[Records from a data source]
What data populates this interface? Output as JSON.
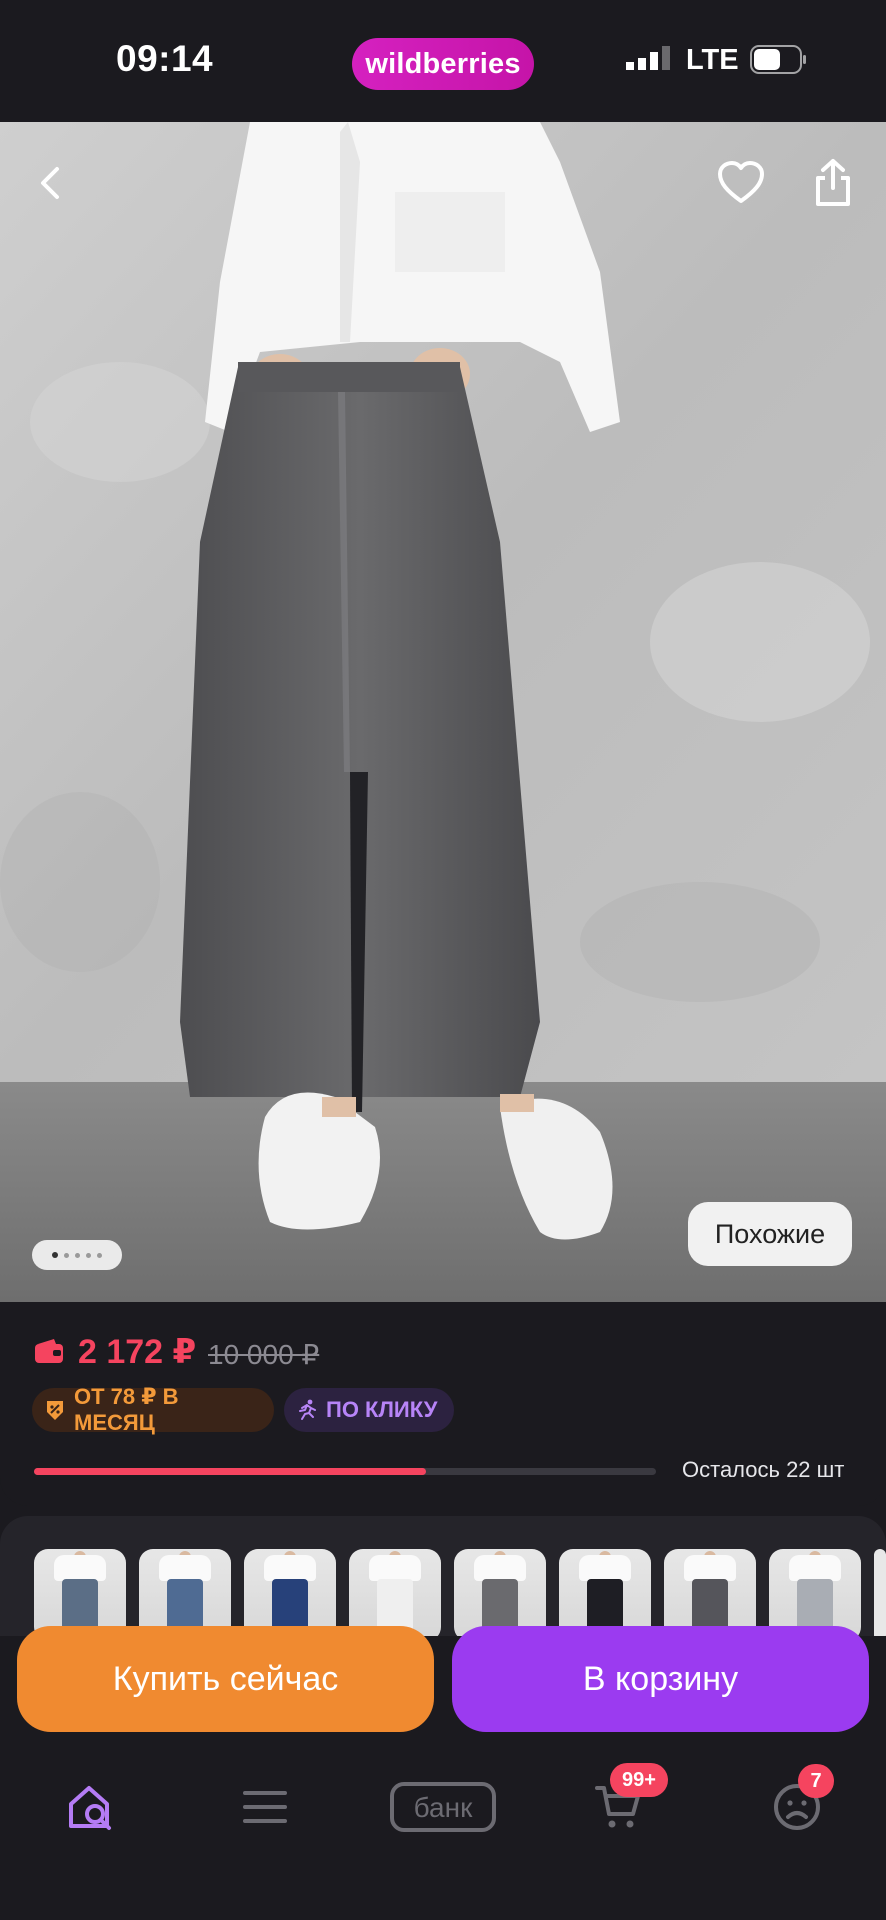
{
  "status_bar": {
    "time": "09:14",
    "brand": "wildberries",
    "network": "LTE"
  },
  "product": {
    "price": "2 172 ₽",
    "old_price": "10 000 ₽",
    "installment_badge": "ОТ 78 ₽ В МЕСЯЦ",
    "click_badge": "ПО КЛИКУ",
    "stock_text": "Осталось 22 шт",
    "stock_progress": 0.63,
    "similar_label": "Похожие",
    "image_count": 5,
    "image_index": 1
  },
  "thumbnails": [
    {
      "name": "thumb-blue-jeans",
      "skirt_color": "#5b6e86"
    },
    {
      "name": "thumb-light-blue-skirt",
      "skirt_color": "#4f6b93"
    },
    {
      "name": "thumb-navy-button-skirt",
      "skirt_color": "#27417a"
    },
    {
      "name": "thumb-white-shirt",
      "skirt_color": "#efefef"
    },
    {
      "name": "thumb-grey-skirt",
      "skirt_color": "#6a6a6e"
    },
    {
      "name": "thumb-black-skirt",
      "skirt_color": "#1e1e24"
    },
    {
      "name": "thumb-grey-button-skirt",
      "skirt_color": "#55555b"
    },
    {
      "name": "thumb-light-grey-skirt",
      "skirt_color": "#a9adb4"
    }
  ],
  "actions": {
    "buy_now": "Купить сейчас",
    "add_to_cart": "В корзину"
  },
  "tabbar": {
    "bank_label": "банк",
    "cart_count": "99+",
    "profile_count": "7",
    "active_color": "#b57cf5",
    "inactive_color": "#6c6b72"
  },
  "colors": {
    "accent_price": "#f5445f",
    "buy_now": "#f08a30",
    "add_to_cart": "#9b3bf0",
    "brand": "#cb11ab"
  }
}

[GIVEN INSTRUCTION] Can the entries above be repeated exactly, without their pictures?

[IN RESPONSE]
What data populates this interface? Output as JSON.
{
  "status_bar": {
    "time": "09:14",
    "brand": "wildberries",
    "network": "LTE"
  },
  "product": {
    "price": "2 172 ₽",
    "old_price": "10 000 ₽",
    "installment_badge": "ОТ 78 ₽ В МЕСЯЦ",
    "click_badge": "ПО КЛИКУ",
    "stock_text": "Осталось 22 шт",
    "stock_progress": 0.63,
    "similar_label": "Похожие",
    "image_count": 5,
    "image_index": 1
  },
  "thumbnails": [
    {
      "name": "thumb-blue-jeans",
      "skirt_color": "#5b6e86"
    },
    {
      "name": "thumb-light-blue-skirt",
      "skirt_color": "#4f6b93"
    },
    {
      "name": "thumb-navy-button-skirt",
      "skirt_color": "#27417a"
    },
    {
      "name": "thumb-white-shirt",
      "skirt_color": "#efefef"
    },
    {
      "name": "thumb-grey-skirt",
      "skirt_color": "#6a6a6e"
    },
    {
      "name": "thumb-black-skirt",
      "skirt_color": "#1e1e24"
    },
    {
      "name": "thumb-grey-button-skirt",
      "skirt_color": "#55555b"
    },
    {
      "name": "thumb-light-grey-skirt",
      "skirt_color": "#a9adb4"
    }
  ],
  "actions": {
    "buy_now": "Купить сейчас",
    "add_to_cart": "В корзину"
  },
  "tabbar": {
    "bank_label": "банк",
    "cart_count": "99+",
    "profile_count": "7",
    "active_color": "#b57cf5",
    "inactive_color": "#6c6b72"
  },
  "colors": {
    "accent_price": "#f5445f",
    "buy_now": "#f08a30",
    "add_to_cart": "#9b3bf0",
    "brand": "#cb11ab"
  }
}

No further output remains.